(Required task): Return all lines where the word "candles" can be found.
** START OF Record set **
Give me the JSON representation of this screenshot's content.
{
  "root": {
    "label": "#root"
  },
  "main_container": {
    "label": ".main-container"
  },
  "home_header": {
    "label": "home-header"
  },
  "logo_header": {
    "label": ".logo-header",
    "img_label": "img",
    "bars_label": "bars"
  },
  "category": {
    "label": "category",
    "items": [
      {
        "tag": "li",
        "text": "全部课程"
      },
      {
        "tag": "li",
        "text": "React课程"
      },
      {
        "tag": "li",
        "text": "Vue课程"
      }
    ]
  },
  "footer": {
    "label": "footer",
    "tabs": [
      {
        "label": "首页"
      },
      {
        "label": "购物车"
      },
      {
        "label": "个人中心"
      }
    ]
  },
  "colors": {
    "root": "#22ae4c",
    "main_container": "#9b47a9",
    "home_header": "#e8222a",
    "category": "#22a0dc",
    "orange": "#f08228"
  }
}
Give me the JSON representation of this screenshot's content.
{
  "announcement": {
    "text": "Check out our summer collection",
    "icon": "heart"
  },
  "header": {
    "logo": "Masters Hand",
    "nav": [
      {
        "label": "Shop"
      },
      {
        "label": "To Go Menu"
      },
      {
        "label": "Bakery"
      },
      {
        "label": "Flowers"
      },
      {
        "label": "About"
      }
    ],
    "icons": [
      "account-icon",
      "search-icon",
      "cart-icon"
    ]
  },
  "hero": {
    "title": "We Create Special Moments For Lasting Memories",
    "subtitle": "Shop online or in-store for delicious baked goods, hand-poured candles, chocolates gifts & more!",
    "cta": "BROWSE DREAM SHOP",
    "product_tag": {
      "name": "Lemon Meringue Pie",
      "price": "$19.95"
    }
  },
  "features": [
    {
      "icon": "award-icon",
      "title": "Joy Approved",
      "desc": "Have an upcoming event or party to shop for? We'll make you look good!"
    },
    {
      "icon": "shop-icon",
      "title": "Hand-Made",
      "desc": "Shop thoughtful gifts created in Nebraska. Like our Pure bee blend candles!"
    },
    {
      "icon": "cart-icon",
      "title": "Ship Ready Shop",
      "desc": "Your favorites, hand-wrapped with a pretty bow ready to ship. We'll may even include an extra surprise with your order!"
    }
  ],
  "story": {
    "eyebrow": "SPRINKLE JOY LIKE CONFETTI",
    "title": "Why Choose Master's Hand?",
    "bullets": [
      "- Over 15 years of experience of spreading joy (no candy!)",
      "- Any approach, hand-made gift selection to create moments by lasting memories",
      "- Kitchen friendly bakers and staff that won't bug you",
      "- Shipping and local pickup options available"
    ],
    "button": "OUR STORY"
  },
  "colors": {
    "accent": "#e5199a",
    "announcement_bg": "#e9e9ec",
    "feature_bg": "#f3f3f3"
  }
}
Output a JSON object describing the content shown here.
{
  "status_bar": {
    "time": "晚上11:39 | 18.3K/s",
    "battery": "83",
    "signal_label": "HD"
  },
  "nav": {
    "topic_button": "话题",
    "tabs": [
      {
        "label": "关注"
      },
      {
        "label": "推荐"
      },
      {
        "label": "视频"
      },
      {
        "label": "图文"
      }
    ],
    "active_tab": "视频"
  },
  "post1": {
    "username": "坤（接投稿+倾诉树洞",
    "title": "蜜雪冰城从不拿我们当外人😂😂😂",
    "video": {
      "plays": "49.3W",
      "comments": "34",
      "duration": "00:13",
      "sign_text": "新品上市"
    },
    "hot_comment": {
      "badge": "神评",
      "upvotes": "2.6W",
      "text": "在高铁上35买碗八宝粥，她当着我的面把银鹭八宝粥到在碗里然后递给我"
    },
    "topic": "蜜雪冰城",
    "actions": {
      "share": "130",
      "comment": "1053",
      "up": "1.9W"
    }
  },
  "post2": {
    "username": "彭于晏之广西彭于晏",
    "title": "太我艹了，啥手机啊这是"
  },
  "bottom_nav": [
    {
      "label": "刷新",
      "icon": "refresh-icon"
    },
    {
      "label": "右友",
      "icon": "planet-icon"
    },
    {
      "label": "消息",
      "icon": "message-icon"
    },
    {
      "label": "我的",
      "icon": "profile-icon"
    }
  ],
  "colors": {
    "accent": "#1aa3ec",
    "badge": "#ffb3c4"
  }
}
** END OF Record set **
(Reply to the task):
    "subtitle": "Shop online or in-store for delicious baked goods, hand-poured candles, chocolates gifts & more!",
      "desc": "Shop thoughtful gifts created in Nebraska. Like our Pure bee blend candles!"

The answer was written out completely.